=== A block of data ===
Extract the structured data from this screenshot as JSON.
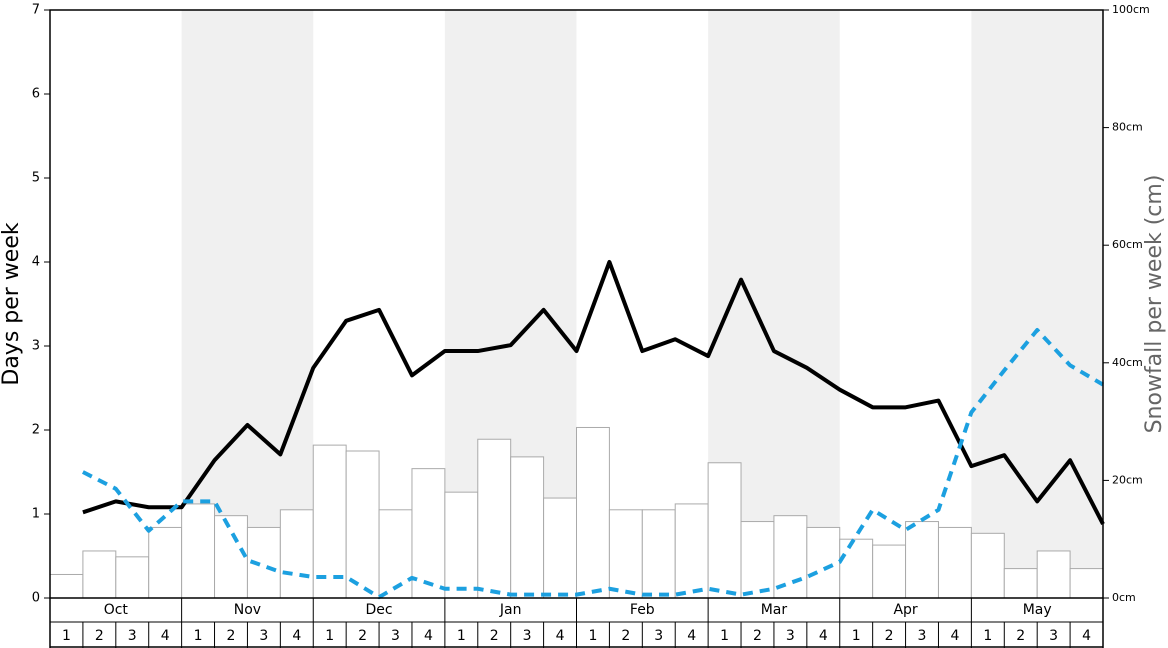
{
  "chart_data": {
    "type": "bar-line",
    "ylabel": "Days per week",
    "y2label": "Snowfall per week (cm)",
    "months": [
      "Oct",
      "Nov",
      "Dec",
      "Jan",
      "Feb",
      "Mar",
      "Apr",
      "May"
    ],
    "categories": [
      "1",
      "2",
      "3",
      "4",
      "1",
      "2",
      "3",
      "4",
      "1",
      "2",
      "3",
      "4",
      "1",
      "2",
      "3",
      "4",
      "1",
      "2",
      "3",
      "4",
      "1",
      "2",
      "3",
      "4",
      "1",
      "2",
      "3",
      "4",
      "1",
      "2",
      "3",
      "4"
    ],
    "ylim": [
      0,
      7
    ],
    "yticks": [
      0,
      1,
      2,
      3,
      4,
      5,
      6,
      7
    ],
    "y2lim": [
      0,
      100
    ],
    "y2ticks": [
      {
        "value": 0,
        "label": "0cm"
      },
      {
        "value": 20,
        "label": "20cm"
      },
      {
        "value": 40,
        "label": "40cm"
      },
      {
        "value": 60,
        "label": "60cm"
      },
      {
        "value": 80,
        "label": "80cm"
      },
      {
        "value": 100,
        "label": "100cm"
      }
    ],
    "series": [
      {
        "type": "bar",
        "axis": "y2",
        "color": "#ffffff",
        "edge": "#aaaaaa",
        "values": [
          4,
          8,
          7,
          12,
          16,
          14,
          12,
          15,
          26,
          25,
          15,
          22,
          18,
          27,
          24,
          17,
          29,
          15,
          15,
          16,
          23,
          13,
          14,
          12,
          10,
          9,
          13,
          12,
          11,
          5,
          8,
          5
        ]
      },
      {
        "type": "line",
        "color": "#000000",
        "values": [
          1.02,
          1.15,
          1.08,
          1.08,
          1.64,
          2.06,
          1.71,
          2.74,
          3.3,
          3.43,
          2.65,
          2.94,
          2.94,
          3.01,
          3.43,
          2.94,
          4.0,
          2.94,
          3.08,
          2.88,
          3.79,
          2.94,
          2.74,
          2.48,
          2.27,
          2.27,
          2.35,
          1.57,
          1.7,
          1.15,
          1.64,
          0.88
        ]
      },
      {
        "type": "line",
        "dashed": true,
        "color": "#1ca0e0",
        "values": [
          1.5,
          1.3,
          0.8,
          1.15,
          1.15,
          0.45,
          0.31,
          0.25,
          0.25,
          0.01,
          0.24,
          0.11,
          0.11,
          0.04,
          0.04,
          0.04,
          0.11,
          0.04,
          0.04,
          0.11,
          0.04,
          0.11,
          0.25,
          0.43,
          1.05,
          0.81,
          1.05,
          2.21,
          2.71,
          3.19,
          2.77,
          2.54
        ]
      }
    ]
  }
}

=== Exercise ===
A faithful copy of the records above is needed, with the pictures left out.

=== Solution for this exercise ===
Extract the structured data from this screenshot as JSON.
{
  "chart_data": {
    "type": "bar-line",
    "ylabel": "Days per week",
    "y2label": "Snowfall per week (cm)",
    "months": [
      "Oct",
      "Nov",
      "Dec",
      "Jan",
      "Feb",
      "Mar",
      "Apr",
      "May"
    ],
    "categories": [
      "1",
      "2",
      "3",
      "4",
      "1",
      "2",
      "3",
      "4",
      "1",
      "2",
      "3",
      "4",
      "1",
      "2",
      "3",
      "4",
      "1",
      "2",
      "3",
      "4",
      "1",
      "2",
      "3",
      "4",
      "1",
      "2",
      "3",
      "4",
      "1",
      "2",
      "3",
      "4"
    ],
    "ylim": [
      0,
      7
    ],
    "yticks": [
      0,
      1,
      2,
      3,
      4,
      5,
      6,
      7
    ],
    "y2lim": [
      0,
      100
    ],
    "y2ticks": [
      {
        "value": 0,
        "label": "0cm"
      },
      {
        "value": 20,
        "label": "20cm"
      },
      {
        "value": 40,
        "label": "40cm"
      },
      {
        "value": 60,
        "label": "60cm"
      },
      {
        "value": 80,
        "label": "80cm"
      },
      {
        "value": 100,
        "label": "100cm"
      }
    ],
    "series": [
      {
        "type": "bar",
        "axis": "y2",
        "color": "#ffffff",
        "edge": "#aaaaaa",
        "values": [
          4,
          8,
          7,
          12,
          16,
          14,
          12,
          15,
          26,
          25,
          15,
          22,
          18,
          27,
          24,
          17,
          29,
          15,
          15,
          16,
          23,
          13,
          14,
          12,
          10,
          9,
          13,
          12,
          11,
          5,
          8,
          5
        ]
      },
      {
        "type": "line",
        "color": "#000000",
        "values": [
          1.02,
          1.15,
          1.08,
          1.08,
          1.64,
          2.06,
          1.71,
          2.74,
          3.3,
          3.43,
          2.65,
          2.94,
          2.94,
          3.01,
          3.43,
          2.94,
          4.0,
          2.94,
          3.08,
          2.88,
          3.79,
          2.94,
          2.74,
          2.48,
          2.27,
          2.27,
          2.35,
          1.57,
          1.7,
          1.15,
          1.64,
          0.88
        ]
      },
      {
        "type": "line",
        "dashed": true,
        "color": "#1ca0e0",
        "values": [
          1.5,
          1.3,
          0.8,
          1.15,
          1.15,
          0.45,
          0.31,
          0.25,
          0.25,
          0.01,
          0.24,
          0.11,
          0.11,
          0.04,
          0.04,
          0.04,
          0.11,
          0.04,
          0.04,
          0.11,
          0.04,
          0.11,
          0.25,
          0.43,
          1.05,
          0.81,
          1.05,
          2.21,
          2.71,
          3.19,
          2.77,
          2.54
        ]
      }
    ]
  }
}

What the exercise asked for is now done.